**SOURCE PASSAGE:**
::::
Well, the Mariners aren’t worst in the AL, so this isn’t quite the worst v worst matchup it might have been (thank goodness Houston didn’t stick around for another day). And yet…
Friday, 7:05, RHP Franklin v RHP Hernandez.
Saturday, 7:05, LHP Moyer v RHP Vargas
Sunday, 1:05, RHP Pineiro v RHP Armas
Montreal has the worst offense in baseball, Mariners the 26th-best. The Expos, though, have been without Nick Johnson and Carl Everett, among others, while the Mariners really hadn’t suffered much from injuries before Ibanez went out. Still, the gap is so huge that even when I ran some numbers with Ibanez out, the Mariners only dropped one, two slots — the Expos are waayy behind. The park-adjusted gap between the #1 team and an average team is 25-35 runs so far this season, while the difference between those average teams and Montreal is 80-90 runs. The gap between the 26th-best Mariners and the Expos is 50 runs. That’s crazy, how bad the Expos offense has been.
Also, it doesn’t look like Ibanez is going to be back in the lineup in the immediate future. If he’s back in another 10 days, I’d be happy. Hamstring injuries aren’t easy rehabs, either — ask Edgar.
Montreal has a top-five starting rotation, and Livan’s arm still will not fall off, oppenly mocking those of us who worry about pitch counts. “Ha!” the arm says. “I mock your pitch counts and workload statistics!” The Mariners have a middle-of-the-road rotation.
Montreal’s bullpen’s been worse than Seattle’s by a fair sight, but overall, this looks like it’s going to be a low, low, low-scoring series, and the Mariners may well have a chance to threaten the major league scoreless innings streak (43). In fact, they could do it tonight if the game went into Bonus Baseball.
On the continuing Garcia-for-Contreras straight up rumors: I’d make this trade, no additional players involved. But we have to get Cashman for Bavasi too. This isn’t without precedent: Billy Beane was almost traded for Youklis.
In fact, I would trade Garcia and Bavasi for a state-of-the-art GM right now, mid-season, no throw ins required, because the payoff for the rest of the dumping would be so much greater it’d be worth it.
Stark has another column on interleague play and how it’s never ever going away (“Interleague play is now so ingrained in the baseball landscape, you couldn’t uproot it with an earthquake.”)
::::
**INFORMATION SHOWN:**
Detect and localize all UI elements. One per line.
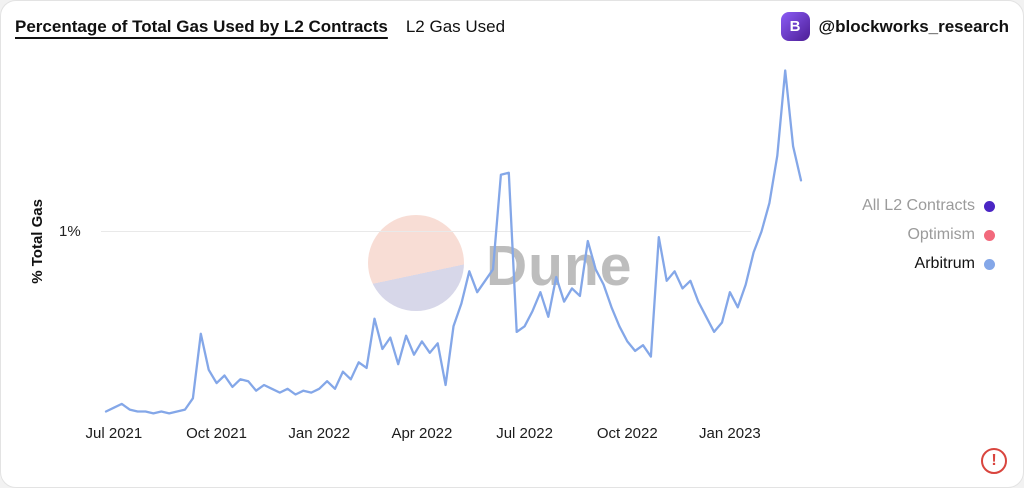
::::
**WRITTEN TASKS:**
(1) According to the series preview, why would the writer trade Garcia and Bavasi for a state-of-the-art GM in mid-season? Answer in one to three sentences.
(2) Decide whether each statement agrees with the series preview, and answer yes or no. Support each answer with the deciding words from the series preview, quoted exactly.
(a) The Expos have played without Nick Johnson and Carl Everett.
(b) The Mariners have a top-five starting rotation.
(c) Seattle's bullpen has been worse than Montreal's.
(3) Write out the stretch of the series preview from "Montreal has a" through "into Bonus Baseball.".

**RESULTS BY TASK:**
(1) The writer would make that trade because the payoff for the rest of the dumping would be so much greater that it would be worth it.

(2)
(a) Yes: "The Expos, though, have been without Nick Johnson and Carl Everett, among others"
(b) No: "The Mariners have a middle-of-the-road rotation."
(c) No: "Montreal’s bullpen’s been worse than Seattle’s by a fair sight"

(3)
Montreal has a top-five starting rotation, and Livan’s arm still will not fall off, oppenly mocking those of us who worry about pitch counts. “Ha!” the arm says. “I mock your pitch counts and workload statistics!” The Mariners have a middle-of-the-road rotation.
Montreal’s bullpen’s been worse than Seattle’s by a fair sight, but overall, this looks like it’s going to be a low, low, low-scoring series, and the Mariners may well have a chance to threaten the major league scoreless innings streak (43). In fact, they could do it tonight if the game went into Bonus Baseball.